* Begin *
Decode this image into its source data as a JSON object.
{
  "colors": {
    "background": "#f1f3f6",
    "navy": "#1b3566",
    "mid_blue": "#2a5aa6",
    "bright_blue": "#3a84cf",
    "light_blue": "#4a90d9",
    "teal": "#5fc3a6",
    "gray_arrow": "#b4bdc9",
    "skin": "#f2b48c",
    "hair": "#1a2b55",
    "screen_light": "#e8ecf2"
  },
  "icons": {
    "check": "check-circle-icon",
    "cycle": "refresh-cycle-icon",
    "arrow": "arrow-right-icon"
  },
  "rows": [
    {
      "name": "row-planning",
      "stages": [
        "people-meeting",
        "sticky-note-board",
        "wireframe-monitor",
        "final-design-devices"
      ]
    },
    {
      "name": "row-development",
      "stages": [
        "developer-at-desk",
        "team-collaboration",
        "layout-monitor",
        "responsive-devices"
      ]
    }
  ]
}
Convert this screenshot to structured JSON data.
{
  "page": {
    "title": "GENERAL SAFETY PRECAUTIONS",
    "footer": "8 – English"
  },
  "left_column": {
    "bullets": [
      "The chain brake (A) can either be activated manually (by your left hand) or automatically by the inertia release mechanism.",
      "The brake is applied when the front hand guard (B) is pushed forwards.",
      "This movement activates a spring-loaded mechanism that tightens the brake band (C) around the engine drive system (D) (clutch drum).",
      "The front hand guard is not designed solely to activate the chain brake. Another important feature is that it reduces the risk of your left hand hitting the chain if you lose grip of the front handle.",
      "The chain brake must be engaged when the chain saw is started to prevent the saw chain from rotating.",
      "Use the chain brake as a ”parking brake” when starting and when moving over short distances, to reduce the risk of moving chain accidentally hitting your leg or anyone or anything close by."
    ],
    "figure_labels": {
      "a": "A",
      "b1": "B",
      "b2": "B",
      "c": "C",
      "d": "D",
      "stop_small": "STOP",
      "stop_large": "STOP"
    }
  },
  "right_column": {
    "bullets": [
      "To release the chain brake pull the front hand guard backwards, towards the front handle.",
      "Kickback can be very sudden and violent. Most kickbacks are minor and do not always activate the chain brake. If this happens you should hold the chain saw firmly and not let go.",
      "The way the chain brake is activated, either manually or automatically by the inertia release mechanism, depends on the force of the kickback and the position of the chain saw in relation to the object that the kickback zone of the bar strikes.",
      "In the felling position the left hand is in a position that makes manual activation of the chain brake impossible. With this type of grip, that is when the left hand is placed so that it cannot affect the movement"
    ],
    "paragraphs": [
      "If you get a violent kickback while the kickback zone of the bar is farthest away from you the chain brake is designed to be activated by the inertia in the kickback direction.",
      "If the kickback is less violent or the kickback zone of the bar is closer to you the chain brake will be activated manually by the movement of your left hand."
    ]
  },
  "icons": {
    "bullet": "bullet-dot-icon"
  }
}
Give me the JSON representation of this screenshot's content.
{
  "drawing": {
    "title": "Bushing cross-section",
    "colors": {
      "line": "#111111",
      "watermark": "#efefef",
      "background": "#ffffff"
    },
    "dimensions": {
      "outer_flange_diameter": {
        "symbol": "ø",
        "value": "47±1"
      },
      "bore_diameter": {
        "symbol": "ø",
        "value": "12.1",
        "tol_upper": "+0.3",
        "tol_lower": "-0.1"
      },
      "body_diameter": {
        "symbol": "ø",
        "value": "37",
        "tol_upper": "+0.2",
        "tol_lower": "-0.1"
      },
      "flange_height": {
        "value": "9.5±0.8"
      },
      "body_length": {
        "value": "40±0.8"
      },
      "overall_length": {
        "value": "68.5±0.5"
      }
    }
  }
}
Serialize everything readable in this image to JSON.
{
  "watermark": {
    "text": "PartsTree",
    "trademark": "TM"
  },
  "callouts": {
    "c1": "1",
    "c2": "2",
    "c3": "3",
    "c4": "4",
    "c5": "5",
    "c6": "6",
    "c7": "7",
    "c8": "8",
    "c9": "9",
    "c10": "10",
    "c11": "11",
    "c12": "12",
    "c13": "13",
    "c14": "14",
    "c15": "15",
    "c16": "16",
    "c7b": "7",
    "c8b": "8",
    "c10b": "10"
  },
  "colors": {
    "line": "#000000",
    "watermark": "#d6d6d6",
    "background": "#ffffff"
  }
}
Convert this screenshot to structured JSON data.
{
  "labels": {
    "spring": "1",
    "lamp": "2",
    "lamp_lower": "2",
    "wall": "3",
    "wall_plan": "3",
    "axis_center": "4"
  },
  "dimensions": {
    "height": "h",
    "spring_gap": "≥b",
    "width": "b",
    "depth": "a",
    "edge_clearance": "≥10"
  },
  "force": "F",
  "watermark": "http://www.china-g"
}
* End *
◆ Job ◆
Write out every entry verbatim.

◆ Complete output ◆
Decode this image into its source data as a JSON object.
{
  "colors": {
    "background": "#f1f3f6",
    "navy": "#1b3566",
    "mid_blue": "#2a5aa6",
    "bright_blue": "#3a84cf",
    "light_blue": "#4a90d9",
    "teal": "#5fc3a6",
    "gray_arrow": "#b4bdc9",
    "skin": "#f2b48c",
    "hair": "#1a2b55",
    "screen_light": "#e8ecf2"
  },
  "icons": {
    "check": "check-circle-icon",
    "cycle": "refresh-cycle-icon",
    "arrow": "arrow-right-icon"
  },
  "rows": [
    {
      "name": "row-planning",
      "stages": [
        "people-meeting",
        "sticky-note-board",
        "wireframe-monitor",
        "final-design-devices"
      ]
    },
    {
      "name": "row-development",
      "stages": [
        "developer-at-desk",
        "team-collaboration",
        "layout-monitor",
        "responsive-devices"
      ]
    }
  ]
}
Convert this screenshot to structured JSON data.
{
  "page": {
    "title": "GENERAL SAFETY PRECAUTIONS",
    "footer": "8 – English"
  },
  "left_column": {
    "bullets": [
      "The chain brake (A) can either be activated manually (by your left hand) or automatically by the inertia release mechanism.",
      "The brake is applied when the front hand guard (B) is pushed forwards.",
      "This movement activates a spring-loaded mechanism that tightens the brake band (C) around the engine drive system (D) (clutch drum).",
      "The front hand guard is not designed solely to activate the chain brake. Another important feature is that it reduces the risk of your left hand hitting the chain if you lose grip of the front handle.",
      "The chain brake must be engaged when the chain saw is started to prevent the saw chain from rotating.",
      "Use the chain brake as a ”parking brake” when starting and when moving over short distances, to reduce the risk of moving chain accidentally hitting your leg or anyone or anything close by."
    ],
    "figure_labels": {
      "a": "A",
      "b1": "B",
      "b2": "B",
      "c": "C",
      "d": "D",
      "stop_small": "STOP",
      "stop_large": "STOP"
    }
  },
  "right_column": {
    "bullets": [
      "To release the chain brake pull the front hand guard backwards, towards the front handle.",
      "Kickback can be very sudden and violent. Most kickbacks are minor and do not always activate the chain brake. If this happens you should hold the chain saw firmly and not let go.",
      "The way the chain brake is activated, either manually or automatically by the inertia release mechanism, depends on the force of the kickback and the position of the chain saw in relation to the object that the kickback zone of the bar strikes.",
      "In the felling position the left hand is in a position that makes manual activation of the chain brake impossible. With this type of grip, that is when the left hand is placed so that it cannot affect the movement"
    ],
    "paragraphs": [
      "If you get a violent kickback while the kickback zone of the bar is farthest away from you the chain brake is designed to be activated by the inertia in the kickback direction.",
      "If the kickback is less violent or the kickback zone of the bar is closer to you the chain brake will be activated manually by the movement of your left hand."
    ]
  },
  "icons": {
    "bullet": "bullet-dot-icon"
  }
}
Give me the JSON representation of this screenshot's content.
{
  "drawing": {
    "title": "Bushing cross-section",
    "colors": {
      "line": "#111111",
      "watermark": "#efefef",
      "background": "#ffffff"
    },
    "dimensions": {
      "outer_flange_diameter": {
        "symbol": "ø",
        "value": "47±1"
      },
      "bore_diameter": {
        "symbol": "ø",
        "value": "12.1",
        "tol_upper": "+0.3",
        "tol_lower": "-0.1"
      },
      "body_diameter": {
        "symbol": "ø",
        "value": "37",
        "tol_upper": "+0.2",
        "tol_lower": "-0.1"
      },
      "flange_height": {
        "value": "9.5±0.8"
      },
      "body_length": {
        "value": "40±0.8"
      },
      "overall_length": {
        "value": "68.5±0.5"
      }
    }
  }
}
Serialize everything readable in this image to JSON.
{
  "watermark": {
    "text": "PartsTree",
    "trademark": "TM"
  },
  "callouts": {
    "c1": "1",
    "c2": "2",
    "c3": "3",
    "c4": "4",
    "c5": "5",
    "c6": "6",
    "c7": "7",
    "c8": "8",
    "c9": "9",
    "c10": "10",
    "c11": "11",
    "c12": "12",
    "c13": "13",
    "c14": "14",
    "c15": "15",
    "c16": "16",
    "c7b": "7",
    "c8b": "8",
    "c10b": "10"
  },
  "colors": {
    "line": "#000000",
    "watermark": "#d6d6d6",
    "background": "#ffffff"
  }
}
Convert this screenshot to structured JSON data.
{
  "labels": {
    "spring": "1",
    "lamp": "2",
    "lamp_lower": "2",
    "wall": "3",
    "wall_plan": "3",
    "axis_center": "4"
  },
  "dimensions": {
    "height": "h",
    "spring_gap": "≥b",
    "width": "b",
    "depth": "a",
    "edge_clearance": "≥10"
  },
  "force": "F",
  "watermark": "http://www.china-g"
}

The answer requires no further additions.